┏━━
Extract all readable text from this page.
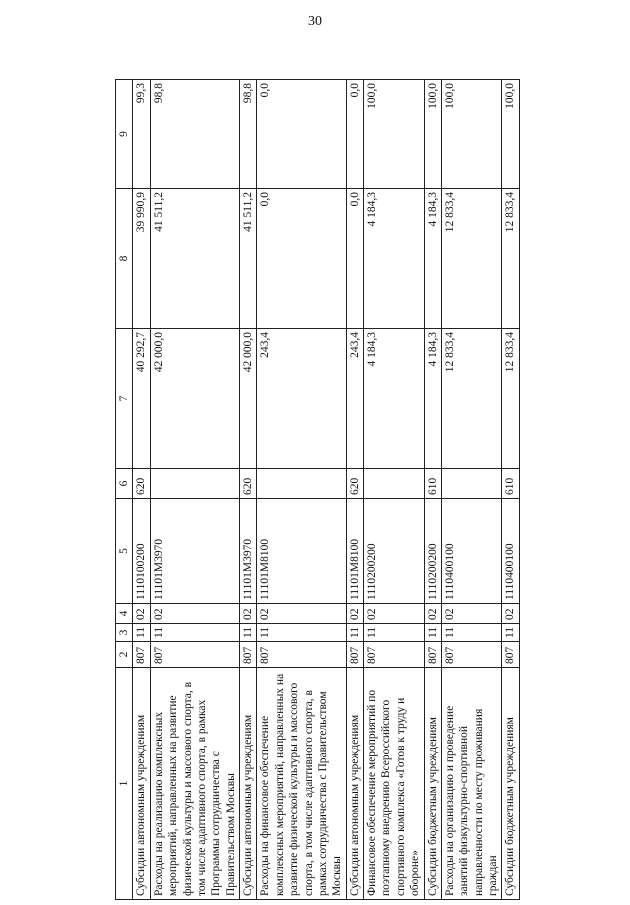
30
1	2	3	4	5	6	7	8	9
Субсидии автономным учреждениям	807	11	02	1110100200	620	40 292,7	39 990,9	99,3
Расходы на реализацию комплексных мероприятий, направленных на развитие физической культуры и массового спорта, в том числе адаптивного спорта, в рамках Программы сотрудничества с Правительством Москвы	807	11	02	11101М3970		42 000,0	41 511,2	98,8
Субсидии автономным учреждениям	807	11	02	11101М3970	620	42 000,0	41 511,2	98,8
Расходы на финансовое обеспечение комплексных мероприятий, направленных на развитие физической культуры и массового спорта, в том числе адаптивного спорта, в рамках сотрудничества с Правительством Москвы	807	11	02	11101М8100		243,4	0,0	0,0
Субсидии автономным учреждениям	807	11	02	11101М8100	620	243,4	0,0	0,0
Финансовое обеспечение мероприятий по поэтапному внедрению Всероссийского спортивного комплекса «Готов к труду и обороне»	807	11	02	1110200200		4 184,3	4 184,3	100,0
Субсидии бюджетным учреждениям	807	11	02	1110200200	610	4 184,3	4 184,3	100,0
Расходы на организацию и проведение занятий физкультурно-спортивной направленности по месту проживания граждан	807	11	02	1110400100		12 833,4	12 833,4	100,0
Субсидии бюджетным учреждениям	807	11	02	1110400100	610	12 833,4	12 833,4	100,0
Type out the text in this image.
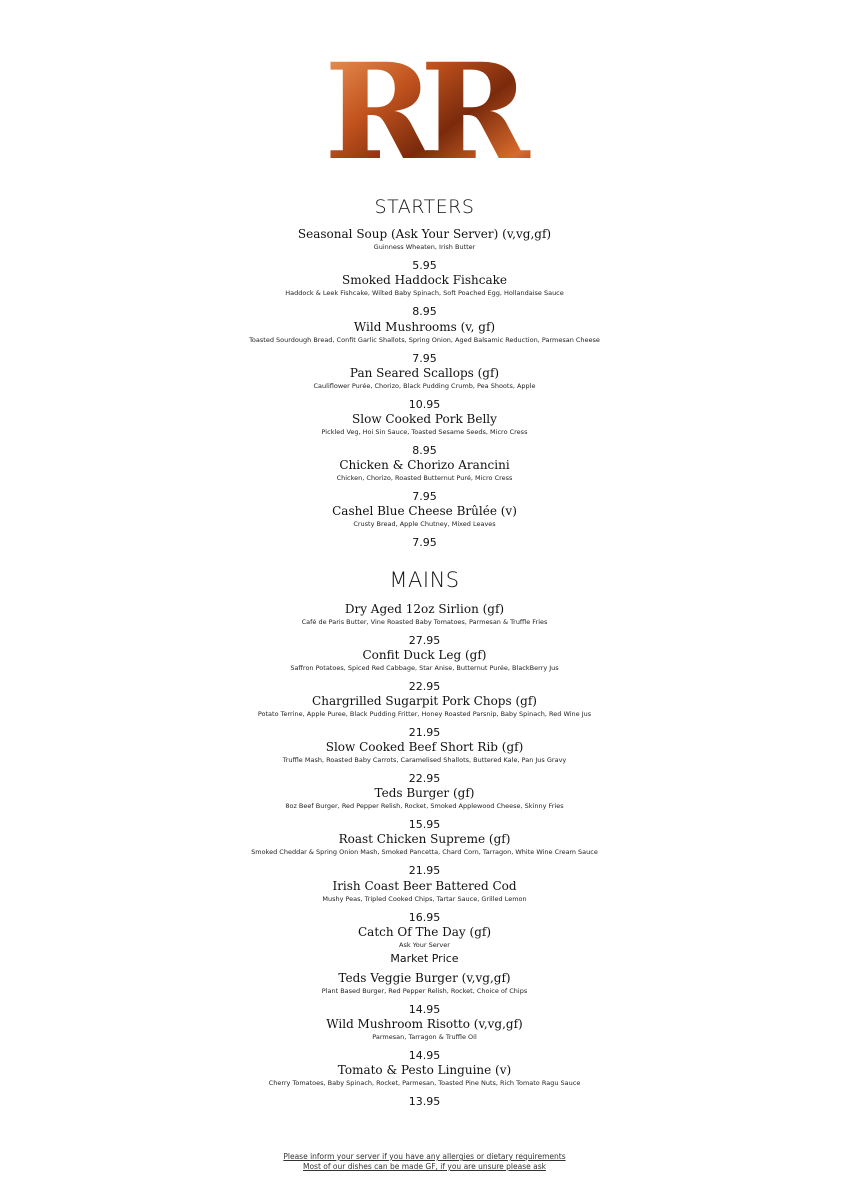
RR
STARTERS
Seasonal Soup (Ask Your Server) (v,vg,gf)
Guinness Wheaten, Irish Butter
5.95
Smoked Haddock Fishcake
Haddock & Leek Fishcake, Wilted Baby Spinach, Soft Poached Egg, Hollandaise Sauce
8.95
Wild Mushrooms (v, gf)
Toasted Sourdough Bread, Confit Garlic Shallots, Spring Onion, Aged Balsamic Reduction, Parmesan Cheese
7.95
Pan Seared Scallops (gf)
Cauliflower Purée, Chorizo, Black Pudding Crumb, Pea Shoots, Apple
10.95
Slow Cooked Pork Belly
Pickled Veg, Hoi Sin Sauce, Toasted Sesame Seeds, Micro Cress
8.95
Chicken & Chorizo Arancini
Chicken, Chorizo, Roasted Butternut Puré, Micro Cress
7.95
Cashel Blue Cheese Brûlée (v)
Crusty Bread, Apple Chutney, Mixed Leaves
7.95
MAINS
Dry Aged 12oz Sirlion (gf)
Café de Paris Butter, Vine Roasted Baby Tomatoes, Parmesan & Truffle Fries
27.95
Confit Duck Leg (gf)
Saffron Potatoes, Spiced Red Cabbage, Star Anise, Butternut Purée, BlackBerry Jus
22.95
Chargrilled Sugarpit Pork Chops (gf)
Potato Terrine, Apple Puree, Black Pudding Fritter, Honey Roasted Parsnip, Baby Spinach, Red Wine Jus
21.95
Slow Cooked Beef Short Rib (gf)
Truffle Mash, Roasted Baby Carrots, Caramelised Shallots, Buttered Kale, Pan Jus Gravy
22.95
Teds Burger (gf)
8oz Beef Burger, Red Pepper Relish, Rocket, Smoked Applewood Cheese, Skinny Fries
15.95
Roast Chicken Supreme (gf)
Smoked Cheddar & Spring Onion Mash, Smoked Pancetta, Chard Corn, Tarragon, White Wine Cream Sauce
21.95
Irish Coast Beer Battered Cod
Mushy Peas, Tripled Cooked Chips, Tartar Sauce, Grilled Lemon
16.95
Catch Of The Day (gf)
Ask Your Server
Market Price
Teds Veggie Burger (v,vg,gf)
Plant Based Burger, Red Pepper Relish, Rocket, Choice of Chips
14.95
Wild Mushroom Risotto (v,vg,gf)
Parmesan, Tarragon & Truffle Oil
14.95
Tomato & Pesto Linguine (v)
Cherry Tomatoes, Baby Spinach, Rocket, Parmesan, Toasted Pine Nuts, Rich Tomato Ragu Sauce
13.95
Please inform your server if you have any allergies or dietary requirements
Most of our dishes can be made GF, if you are unsure please ask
┗━━
→ EXERCISE DIRECTIONS: Set down the material above as is, without any pictures.

→ SOLUTION TO THIS PROBLEM:
Extract all readable text from this page.
30
1	2	3	4	5	6	7	8	9
Субсидии автономным учреждениям	807	11	02	1110100200	620	40 292,7	39 990,9	99,3
Расходы на реализацию комплексных мероприятий, направленных на развитие физической культуры и массового спорта, в том числе адаптивного спорта, в рамках Программы сотрудничества с Правительством Москвы	807	11	02	11101М3970		42 000,0	41 511,2	98,8
Субсидии автономным учреждениям	807	11	02	11101М3970	620	42 000,0	41 511,2	98,8
Расходы на финансовое обеспечение комплексных мероприятий, направленных на развитие физической культуры и массового спорта, в том числе адаптивного спорта, в рамках сотрудничества с Правительством Москвы	807	11	02	11101М8100		243,4	0,0	0,0
Субсидии автономным учреждениям	807	11	02	11101М8100	620	243,4	0,0	0,0
Финансовое обеспечение мероприятий по поэтапному внедрению Всероссийского спортивного комплекса «Готов к труду и обороне»	807	11	02	1110200200		4 184,3	4 184,3	100,0
Субсидии бюджетным учреждениям	807	11	02	1110200200	610	4 184,3	4 184,3	100,0
Расходы на организацию и проведение занятий физкультурно-спортивной направленности по месту проживания граждан	807	11	02	1110400100		12 833,4	12 833,4	100,0
Субсидии бюджетным учреждениям	807	11	02	1110400100	610	12 833,4	12 833,4	100,0
Type out the text in this image.
RR
STARTERS
Seasonal Soup (Ask Your Server) (v,vg,gf)
Guinness Wheaten, Irish Butter
5.95
Smoked Haddock Fishcake
Haddock & Leek Fishcake, Wilted Baby Spinach, Soft Poached Egg, Hollandaise Sauce
8.95
Wild Mushrooms (v, gf)
Toasted Sourdough Bread, Confit Garlic Shallots, Spring Onion, Aged Balsamic Reduction, Parmesan Cheese
7.95
Pan Seared Scallops (gf)
Cauliflower Purée, Chorizo, Black Pudding Crumb, Pea Shoots, Apple
10.95
Slow Cooked Pork Belly
Pickled Veg, Hoi Sin Sauce, Toasted Sesame Seeds, Micro Cress
8.95
Chicken & Chorizo Arancini
Chicken, Chorizo, Roasted Butternut Puré, Micro Cress
7.95
Cashel Blue Cheese Brûlée (v)
Crusty Bread, Apple Chutney, Mixed Leaves
7.95
MAINS
Dry Aged 12oz Sirlion (gf)
Café de Paris Butter, Vine Roasted Baby Tomatoes, Parmesan & Truffle Fries
27.95
Confit Duck Leg (gf)
Saffron Potatoes, Spiced Red Cabbage, Star Anise, Butternut Purée, BlackBerry Jus
22.95
Chargrilled Sugarpit Pork Chops (gf)
Potato Terrine, Apple Puree, Black Pudding Fritter, Honey Roasted Parsnip, Baby Spinach, Red Wine Jus
21.95
Slow Cooked Beef Short Rib (gf)
Truffle Mash, Roasted Baby Carrots, Caramelised Shallots, Buttered Kale, Pan Jus Gravy
22.95
Teds Burger (gf)
8oz Beef Burger, Red Pepper Relish, Rocket, Smoked Applewood Cheese, Skinny Fries
15.95
Roast Chicken Supreme (gf)
Smoked Cheddar & Spring Onion Mash, Smoked Pancetta, Chard Corn, Tarragon, White Wine Cream Sauce
21.95
Irish Coast Beer Battered Cod
Mushy Peas, Tripled Cooked Chips, Tartar Sauce, Grilled Lemon
16.95
Catch Of The Day (gf)
Ask Your Server
Market Price
Teds Veggie Burger (v,vg,gf)
Plant Based Burger, Red Pepper Relish, Rocket, Choice of Chips
14.95
Wild Mushroom Risotto (v,vg,gf)
Parmesan, Tarragon & Truffle Oil
14.95
Tomato & Pesto Linguine (v)
Cherry Tomatoes, Baby Spinach, Rocket, Parmesan, Toasted Pine Nuts, Rich Tomato Ragu Sauce
13.95
Please inform your server if you have any allergies or dietary requirements
Most of our dishes can be made GF, if you are unsure please ask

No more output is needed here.